=== Data provided ===

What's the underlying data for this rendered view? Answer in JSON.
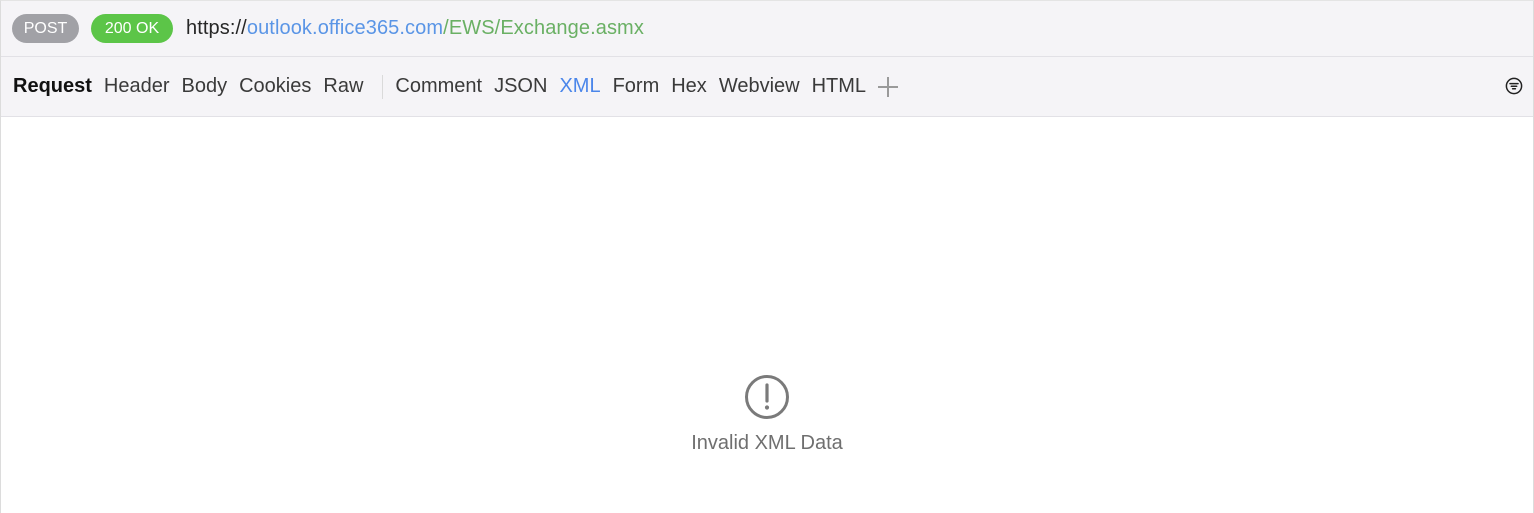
{
  "url_bar": {
    "method": "POST",
    "status": "200 OK",
    "url_scheme": "https://",
    "url_host": "outlook.office365.com",
    "url_path": "/EWS/Exchange.asmx"
  },
  "tabs": {
    "title": "Request",
    "section_tabs": [
      "Header",
      "Body",
      "Cookies",
      "Raw"
    ],
    "view_tabs": [
      "Comment",
      "JSON",
      "XML",
      "Form",
      "Hex",
      "Webview",
      "HTML"
    ],
    "active_view": "XML"
  },
  "content": {
    "message": "Invalid XML Data",
    "icon": "exclamation-circle-icon"
  },
  "colors": {
    "method_badge": "#a1a1a6",
    "status_badge": "#5cc548",
    "url_host": "#5a95e6",
    "url_path": "#6ab064",
    "active_tab": "#4b86ea"
  }
}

===

**To be done**
Repeat the entries exactly. Pictures are excluded from the copy.

**Answer to the task**
What's the underlying data for this rendered view? Answer in JSON.
{
  "url_bar": {
    "method": "POST",
    "status": "200 OK",
    "url_scheme": "https://",
    "url_host": "outlook.office365.com",
    "url_path": "/EWS/Exchange.asmx"
  },
  "tabs": {
    "title": "Request",
    "section_tabs": [
      "Header",
      "Body",
      "Cookies",
      "Raw"
    ],
    "view_tabs": [
      "Comment",
      "JSON",
      "XML",
      "Form",
      "Hex",
      "Webview",
      "HTML"
    ],
    "active_view": "XML"
  },
  "content": {
    "message": "Invalid XML Data",
    "icon": "exclamation-circle-icon"
  },
  "colors": {
    "method_badge": "#a1a1a6",
    "status_badge": "#5cc548",
    "url_host": "#5a95e6",
    "url_path": "#6ab064",
    "active_tab": "#4b86ea"
  }
}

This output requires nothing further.